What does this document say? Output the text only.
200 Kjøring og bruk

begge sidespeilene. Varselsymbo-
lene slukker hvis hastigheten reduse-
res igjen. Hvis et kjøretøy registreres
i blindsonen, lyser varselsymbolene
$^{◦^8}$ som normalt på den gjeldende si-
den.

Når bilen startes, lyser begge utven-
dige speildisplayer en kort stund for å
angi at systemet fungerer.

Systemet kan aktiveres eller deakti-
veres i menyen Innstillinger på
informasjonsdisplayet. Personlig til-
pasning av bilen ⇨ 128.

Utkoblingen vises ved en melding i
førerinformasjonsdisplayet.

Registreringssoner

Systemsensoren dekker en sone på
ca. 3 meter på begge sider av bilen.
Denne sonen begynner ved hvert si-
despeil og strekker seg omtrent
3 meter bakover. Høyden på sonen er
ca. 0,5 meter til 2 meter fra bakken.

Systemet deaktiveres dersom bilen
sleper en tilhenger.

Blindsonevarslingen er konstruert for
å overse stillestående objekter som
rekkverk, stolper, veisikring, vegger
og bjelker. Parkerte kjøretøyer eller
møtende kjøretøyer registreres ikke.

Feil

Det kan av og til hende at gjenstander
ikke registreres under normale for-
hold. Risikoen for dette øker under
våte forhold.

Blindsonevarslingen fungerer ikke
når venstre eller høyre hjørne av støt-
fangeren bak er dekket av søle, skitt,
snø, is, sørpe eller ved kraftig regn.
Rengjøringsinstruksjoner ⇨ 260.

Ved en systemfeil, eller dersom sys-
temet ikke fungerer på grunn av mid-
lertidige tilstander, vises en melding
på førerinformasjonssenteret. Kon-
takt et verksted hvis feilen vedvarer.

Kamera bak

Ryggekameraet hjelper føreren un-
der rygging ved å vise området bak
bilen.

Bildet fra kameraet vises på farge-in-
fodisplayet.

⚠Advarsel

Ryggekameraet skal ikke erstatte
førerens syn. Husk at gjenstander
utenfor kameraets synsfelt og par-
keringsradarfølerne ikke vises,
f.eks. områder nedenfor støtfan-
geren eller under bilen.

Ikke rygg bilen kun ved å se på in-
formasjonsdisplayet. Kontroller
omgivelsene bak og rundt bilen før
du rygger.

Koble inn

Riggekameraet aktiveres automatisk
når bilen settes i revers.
=====
> Problem description
Reproduce the material above exactly; please quote every line of it.

> Output of the task
What does this document say? Output the text only.
200 Kjøring og bruk

begge sidespeilene. Varselsymbo-
lene slukker hvis hastigheten reduse-
res igjen. Hvis et kjøretøy registreres
i blindsonen, lyser varselsymbolene
$^{◦^8}$ som normalt på den gjeldende si-
den.

Når bilen startes, lyser begge utven-
dige speildisplayer en kort stund for å
angi at systemet fungerer.

Systemet kan aktiveres eller deakti-
veres i menyen Innstillinger på
informasjonsdisplayet. Personlig til-
pasning av bilen ⇨ 128.

Utkoblingen vises ved en melding i
førerinformasjonsdisplayet.

Registreringssoner

Systemsensoren dekker en sone på
ca. 3 meter på begge sider av bilen.
Denne sonen begynner ved hvert si-
despeil og strekker seg omtrent
3 meter bakover. Høyden på sonen er
ca. 0,5 meter til 2 meter fra bakken.

Systemet deaktiveres dersom bilen
sleper en tilhenger.

Blindsonevarslingen er konstruert for
å overse stillestående objekter som
rekkverk, stolper, veisikring, vegger
og bjelker. Parkerte kjøretøyer eller
møtende kjøretøyer registreres ikke.

Feil

Det kan av og til hende at gjenstander
ikke registreres under normale for-
hold. Risikoen for dette øker under
våte forhold.

Blindsonevarslingen fungerer ikke
når venstre eller høyre hjørne av støt-
fangeren bak er dekket av søle, skitt,
snø, is, sørpe eller ved kraftig regn.
Rengjøringsinstruksjoner ⇨ 260.

Ved en systemfeil, eller dersom sys-
temet ikke fungerer på grunn av mid-
lertidige tilstander, vises en melding
på førerinformasjonssenteret. Kon-
takt et verksted hvis feilen vedvarer.

Kamera bak

Ryggekameraet hjelper føreren un-
der rygging ved å vise området bak
bilen.

Bildet fra kameraet vises på farge-in-
fodisplayet.

⚠Advarsel

Ryggekameraet skal ikke erstatte
førerens syn. Husk at gjenstander
utenfor kameraets synsfelt og par-
keringsradarfølerne ikke vises,
f.eks. områder nedenfor støtfan-
geren eller under bilen.

Ikke rygg bilen kun ved å se på in-
formasjonsdisplayet. Kontroller
omgivelsene bak og rundt bilen før
du rygger.

Koble inn

Riggekameraet aktiveres automatisk
når bilen settes i revers.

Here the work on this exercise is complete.